▶ Exercise aim: Write the data out again, exactly as given.

▶ Recorded information:

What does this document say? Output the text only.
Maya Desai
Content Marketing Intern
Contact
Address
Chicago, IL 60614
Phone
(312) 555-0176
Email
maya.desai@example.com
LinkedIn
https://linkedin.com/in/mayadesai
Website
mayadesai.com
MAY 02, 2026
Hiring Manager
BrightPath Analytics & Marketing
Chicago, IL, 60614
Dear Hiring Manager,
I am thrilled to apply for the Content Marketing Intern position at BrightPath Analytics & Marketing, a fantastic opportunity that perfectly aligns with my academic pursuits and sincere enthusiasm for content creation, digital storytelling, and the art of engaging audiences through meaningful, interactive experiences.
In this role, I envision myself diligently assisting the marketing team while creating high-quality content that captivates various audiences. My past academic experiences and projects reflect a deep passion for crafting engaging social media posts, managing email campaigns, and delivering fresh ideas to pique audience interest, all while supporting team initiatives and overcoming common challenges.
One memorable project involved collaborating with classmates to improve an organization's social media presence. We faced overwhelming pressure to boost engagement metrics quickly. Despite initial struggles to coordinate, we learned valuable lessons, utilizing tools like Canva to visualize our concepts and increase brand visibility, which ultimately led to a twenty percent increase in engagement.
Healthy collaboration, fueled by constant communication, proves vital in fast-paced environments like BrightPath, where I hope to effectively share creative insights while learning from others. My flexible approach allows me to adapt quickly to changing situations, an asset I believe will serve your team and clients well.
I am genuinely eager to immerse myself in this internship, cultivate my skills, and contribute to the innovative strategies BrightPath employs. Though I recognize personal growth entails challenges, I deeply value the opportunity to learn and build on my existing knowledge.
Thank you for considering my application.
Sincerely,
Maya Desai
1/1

▶ Answer to this problem:
What does this document say? Output the text only.
Maya Desai
Content Marketing Intern
Contact
Address
Chicago, IL 60614
Phone
(312) 555-0176
Email
maya.desai@example.com
LinkedIn
https://linkedin.com/in/mayadesai
Website
mayadesai.com
MAY 02, 2026
Hiring Manager
BrightPath Analytics & Marketing
Chicago, IL, 60614
Dear Hiring Manager,
I am thrilled to apply for the Content Marketing Intern position at BrightPath Analytics & Marketing, a fantastic opportunity that perfectly aligns with my academic pursuits and sincere enthusiasm for content creation, digital storytelling, and the art of engaging audiences through meaningful, interactive experiences.
In this role, I envision myself diligently assisting the marketing team while creating high-quality content that captivates various audiences. My past academic experiences and projects reflect a deep passion for crafting engaging social media posts, managing email campaigns, and delivering fresh ideas to pique audience interest, all while supporting team initiatives and overcoming common challenges.
One memorable project involved collaborating with classmates to improve an organization's social media presence. We faced overwhelming pressure to boost engagement metrics quickly. Despite initial struggles to coordinate, we learned valuable lessons, utilizing tools like Canva to visualize our concepts and increase brand visibility, which ultimately led to a twenty percent increase in engagement.
Healthy collaboration, fueled by constant communication, proves vital in fast-paced environments like BrightPath, where I hope to effectively share creative insights while learning from others. My flexible approach allows me to adapt quickly to changing situations, an asset I believe will serve your team and clients well.
I am genuinely eager to immerse myself in this internship, cultivate my skills, and contribute to the innovative strategies BrightPath employs. Though I recognize personal growth entails challenges, I deeply value the opportunity to learn and build on my existing knowledge.
Thank you for considering my application.
Sincerely,
Maya Desai
1/1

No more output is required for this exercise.